- [What is needed] From the entries that follow, gather each line holding the word "micrometers".

[Structured figure records]
>> BEGIN
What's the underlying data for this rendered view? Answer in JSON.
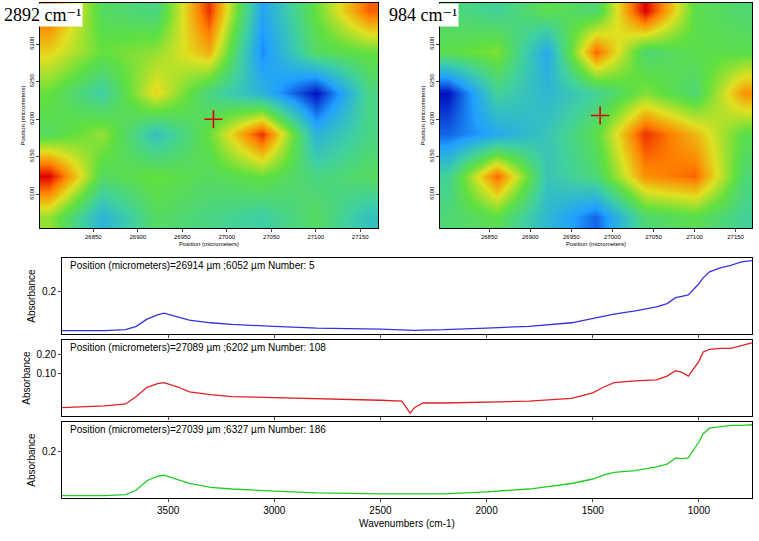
{
  "chart_data": [
    {
      "type": "heatmap",
      "title": "2892 cm⁻¹",
      "x_label": "Position (micrometers)",
      "y_label": "Position (micrometers)",
      "x": [
        26800,
        26860,
        26920,
        26980,
        27040,
        27100,
        27160
      ],
      "y": [
        6070,
        6125,
        6180,
        6235,
        6290,
        6345
      ],
      "cells": [
        [
          0.6,
          0.3,
          0.5,
          0.45,
          0.4,
          0.5,
          0.35
        ],
        [
          0.95,
          0.5,
          0.55,
          0.5,
          0.55,
          0.45,
          0.5
        ],
        [
          0.5,
          0.6,
          0.35,
          0.55,
          0.9,
          0.3,
          0.45
        ],
        [
          0.55,
          0.4,
          0.7,
          0.45,
          0.3,
          0.05,
          0.45
        ],
        [
          0.7,
          0.55,
          0.6,
          0.75,
          0.2,
          0.5,
          0.55
        ],
        [
          0.85,
          0.5,
          0.45,
          0.9,
          0.25,
          0.55,
          0.85
        ]
      ],
      "xlim": [
        26790,
        27170
      ],
      "ylim": [
        6055,
        6355
      ],
      "xticks": [
        26850,
        26900,
        26950,
        27000,
        27050,
        27100,
        27150
      ],
      "yticks": [
        6100,
        6150,
        6200,
        6250,
        6300
      ],
      "grid": false,
      "series": [
        {
          "type": "scatter",
          "x": [
            26985
          ],
          "y": [
            6200
          ],
          "color": "#dd0000",
          "marker": "cross"
        }
      ]
    },
    {
      "type": "heatmap",
      "title": "984 cm⁻¹",
      "x_label": "Position (micrometers)",
      "y_label": "Position (micrometers)",
      "x": [
        26800,
        26860,
        26920,
        26980,
        27040,
        27100,
        27160
      ],
      "y": [
        6070,
        6125,
        6180,
        6235,
        6290,
        6345
      ],
      "cells": [
        [
          0.5,
          0.55,
          0.35,
          0.2,
          0.5,
          0.55,
          0.45
        ],
        [
          0.45,
          0.85,
          0.4,
          0.5,
          0.8,
          0.85,
          0.5
        ],
        [
          0.2,
          0.3,
          0.4,
          0.55,
          0.9,
          0.75,
          0.55
        ],
        [
          0.1,
          0.45,
          0.35,
          0.45,
          0.6,
          0.5,
          0.8
        ],
        [
          0.55,
          0.6,
          0.3,
          0.85,
          0.5,
          0.55,
          0.55
        ],
        [
          0.5,
          0.45,
          0.55,
          0.5,
          0.95,
          0.55,
          0.5
        ]
      ],
      "xlim": [
        26790,
        27170
      ],
      "ylim": [
        6055,
        6355
      ],
      "xticks": [
        26850,
        26900,
        26950,
        27000,
        27050,
        27100,
        27150
      ],
      "yticks": [
        6100,
        6150,
        6200,
        6250,
        6300
      ],
      "grid": false,
      "series": [
        {
          "type": "scatter",
          "x": [
            26985
          ],
          "y": [
            6205
          ],
          "color": "#dd0000",
          "marker": "cross"
        }
      ]
    },
    {
      "type": "line",
      "title": "Position (micrometers)=26914 µm ;6052 µm Number: 5",
      "y_label": "Absorbance",
      "x": [
        4000,
        3800,
        3700,
        3650,
        3600,
        3550,
        3520,
        3450,
        3400,
        3300,
        3200,
        3000,
        2800,
        2500,
        2400,
        2360,
        2340,
        2300,
        2200,
        2000,
        1800,
        1600,
        1500,
        1450,
        1400,
        1300,
        1200,
        1150,
        1110,
        1080,
        1050,
        1000,
        980,
        950,
        900,
        850,
        800,
        750
      ],
      "series": [
        {
          "color": "#3333dd",
          "values": [
            0.08,
            0.08,
            0.083,
            0.093,
            0.115,
            0.128,
            0.133,
            0.12,
            0.112,
            0.104,
            0.099,
            0.093,
            0.088,
            0.085,
            0.083,
            0.08,
            0.081,
            0.082,
            0.083,
            0.088,
            0.093,
            0.104,
            0.117,
            0.125,
            0.13,
            0.14,
            0.152,
            0.162,
            0.18,
            0.184,
            0.188,
            0.222,
            0.24,
            0.258,
            0.27,
            0.278,
            0.288,
            0.292
          ]
        }
      ],
      "xlim": [
        4000,
        750
      ],
      "ylim": [
        0.07,
        0.3
      ],
      "xticks": [
        3500,
        3000,
        2500,
        2000,
        1500,
        1000
      ],
      "yticks": [
        0.2
      ],
      "tick_labels": "y",
      "grid": false
    },
    {
      "type": "line",
      "title": "Position (micrometers)=27089 µm ;6202 µm Number: 108",
      "y_label": "Absorbance",
      "x": [
        4000,
        3800,
        3700,
        3650,
        3600,
        3550,
        3520,
        3450,
        3400,
        3300,
        3200,
        3000,
        2800,
        2500,
        2400,
        2360,
        2340,
        2300,
        2200,
        2000,
        1800,
        1600,
        1500,
        1450,
        1400,
        1300,
        1200,
        1150,
        1110,
        1080,
        1050,
        1000,
        980,
        950,
        900,
        850,
        800,
        750
      ],
      "series": [
        {
          "color": "#dd2222",
          "values": [
            -0.085,
            -0.075,
            -0.065,
            -0.025,
            0.025,
            0.045,
            0.05,
            0.025,
            0.0,
            -0.015,
            -0.025,
            -0.03,
            -0.035,
            -0.045,
            -0.05,
            -0.115,
            -0.085,
            -0.06,
            -0.06,
            -0.055,
            -0.05,
            -0.035,
            -0.005,
            0.025,
            0.05,
            0.06,
            0.065,
            0.085,
            0.115,
            0.105,
            0.085,
            0.165,
            0.215,
            0.23,
            0.235,
            0.235,
            0.25,
            0.265
          ]
        }
      ],
      "xlim": [
        4000,
        750
      ],
      "ylim": [
        -0.13,
        0.28
      ],
      "xticks": [
        3500,
        3000,
        2500,
        2000,
        1500,
        1000
      ],
      "yticks": [
        {
          "value": 0.1,
          "label": "0.10"
        },
        {
          "value": 0.2,
          "label": "0.20"
        }
      ],
      "tick_labels": "y",
      "grid": false
    },
    {
      "type": "line",
      "title": "Position (micrometers)=27039 µm ;6327 µm Number: 186",
      "x_label": "Wavenumbers (cm-1)",
      "y_label": "Absorbance",
      "x": [
        4000,
        3800,
        3700,
        3650,
        3600,
        3550,
        3520,
        3450,
        3400,
        3300,
        3200,
        3000,
        2800,
        2500,
        2400,
        2360,
        2340,
        2300,
        2200,
        2000,
        1800,
        1600,
        1500,
        1450,
        1400,
        1300,
        1200,
        1150,
        1110,
        1080,
        1050,
        1000,
        980,
        950,
        900,
        850,
        800,
        750
      ],
      "series": [
        {
          "color": "#22cc22",
          "values": [
            0.072,
            0.072,
            0.075,
            0.088,
            0.115,
            0.128,
            0.131,
            0.117,
            0.107,
            0.096,
            0.091,
            0.085,
            0.08,
            0.077,
            0.077,
            0.075,
            0.075,
            0.077,
            0.077,
            0.083,
            0.091,
            0.107,
            0.12,
            0.131,
            0.139,
            0.144,
            0.155,
            0.163,
            0.181,
            0.179,
            0.181,
            0.227,
            0.251,
            0.267,
            0.272,
            0.275,
            0.275,
            0.277
          ]
        }
      ],
      "xlim": [
        4000,
        750
      ],
      "ylim": [
        0.065,
        0.285
      ],
      "xticks": [
        3500,
        3000,
        2500,
        2000,
        1500,
        1000
      ],
      "yticks": [
        0.2
      ],
      "grid": false
    }
  ]
}
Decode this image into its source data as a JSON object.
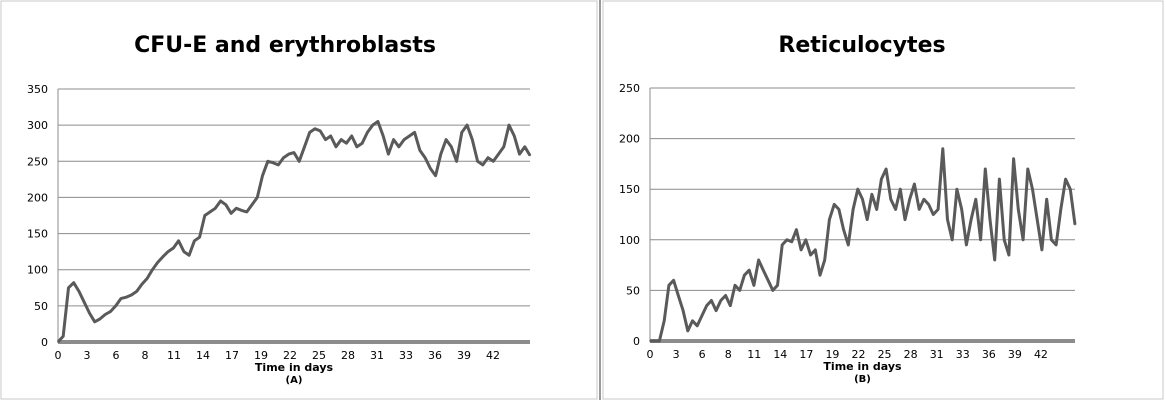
>> END
- [Result of the exercise]
      "x_label": "Position (micrometers)",
      "y_label": "Position (micrometers)",
      "x_label": "Position (micrometers)",
      "y_label": "Position (micrometers)",
      "title": "Position (micrometers)=26914 µm ;6052 µm Number: 5",
      "title": "Position (micrometers)=27089 µm ;6202 µm Number: 108",
      "title": "Position (micrometers)=27039 µm ;6327 µm Number: 186",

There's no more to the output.